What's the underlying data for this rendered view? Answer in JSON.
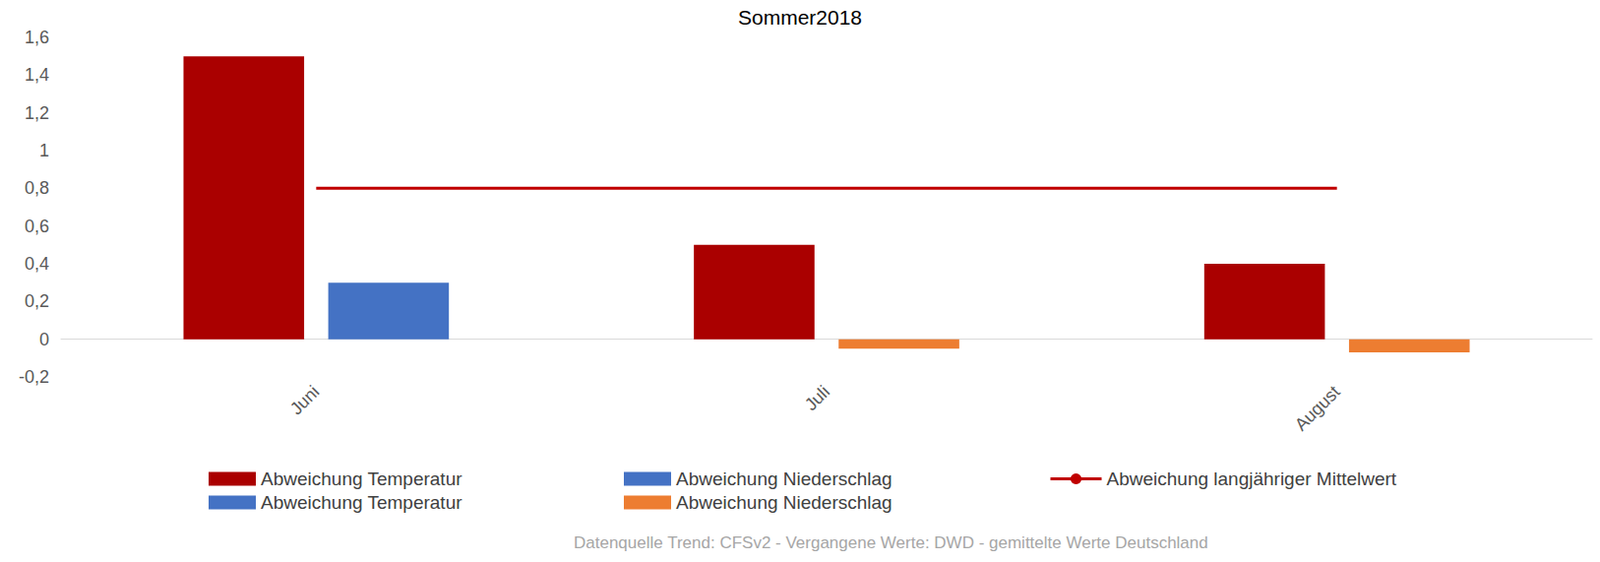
{
  "chart_data": {
    "type": "bar",
    "title": "Sommer2018",
    "source": "Datenquelle Trend: CFSv2 - Vergangene Werte: DWD - gemittelte Werte Deutschland",
    "categories": [
      "Juni",
      "Juli",
      "August"
    ],
    "ylim": [
      -0.2,
      1.6
    ],
    "yticks": [
      {
        "value": -0.2,
        "label": "-0,2"
      },
      0,
      {
        "value": 0.2,
        "label": "0,2"
      },
      {
        "value": 0.4,
        "label": "0,4"
      },
      {
        "value": 0.6,
        "label": "0,6"
      },
      {
        "value": 0.8,
        "label": "0,8"
      },
      1,
      {
        "value": 1.2,
        "label": "1,2"
      },
      {
        "value": 1.4,
        "label": "1,4"
      },
      {
        "value": 1.6,
        "label": "1,6"
      }
    ],
    "grid": false,
    "legend": "bottom",
    "series": [
      {
        "name": "Abweichung Temperatur",
        "color": "#AA0000",
        "values": [
          1.5,
          0.5,
          0.4
        ]
      },
      {
        "name": "Abweichung Niederschlag",
        "color": "#4472C4",
        "values": [
          0.3,
          null,
          null
        ]
      },
      {
        "name": "Abweichung langjähriger Mittelwert",
        "type": "line",
        "color": "#C00000",
        "values": [
          0.8,
          0.8,
          0.8
        ]
      },
      {
        "name": "Abweichung Temperatur",
        "color": "#4472C4",
        "values": [
          null,
          null,
          null
        ]
      },
      {
        "name": "Abweichung Niederschlag",
        "color": "#ED7D31",
        "values": [
          null,
          -0.05,
          -0.07
        ]
      }
    ]
  }
}
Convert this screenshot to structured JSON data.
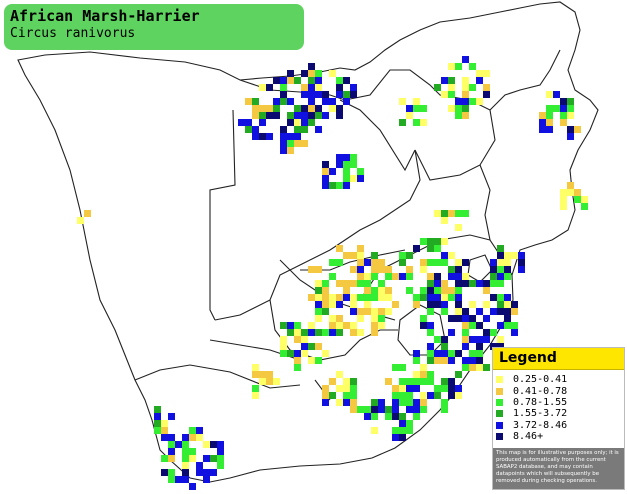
{
  "title": {
    "species": "African Marsh-Harrier",
    "latin": "Circus ranivorus"
  },
  "legend": {
    "heading": "Legend",
    "items": [
      {
        "label": "0.25-0.41",
        "color": "#ffff66"
      },
      {
        "label": "0.41-0.78",
        "color": "#f5c842"
      },
      {
        "label": "0.78-1.55",
        "color": "#33ee33"
      },
      {
        "label": "1.55-3.72",
        "color": "#22aa22"
      },
      {
        "label": "3.72-8.46",
        "color": "#1010e0"
      },
      {
        "label": "8.46+",
        "color": "#0a0a70"
      }
    ],
    "note": "This map is for illustrative purposes only; it is produced automatically from the current SABAP2 database, and may contain datapoints which will subsequently be removed during checking operations."
  },
  "colors": {
    "title_bg": "#5fd35f",
    "legend_head": "#ffe600",
    "border_stroke": "#222222"
  }
}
════
_To do_: Reproduce each line from the records that contains the word "JSON".

_Correct answer_:
What's the underlying data for this rendered view? Answer in JSON.
Convert this screenshot to structured JSON data.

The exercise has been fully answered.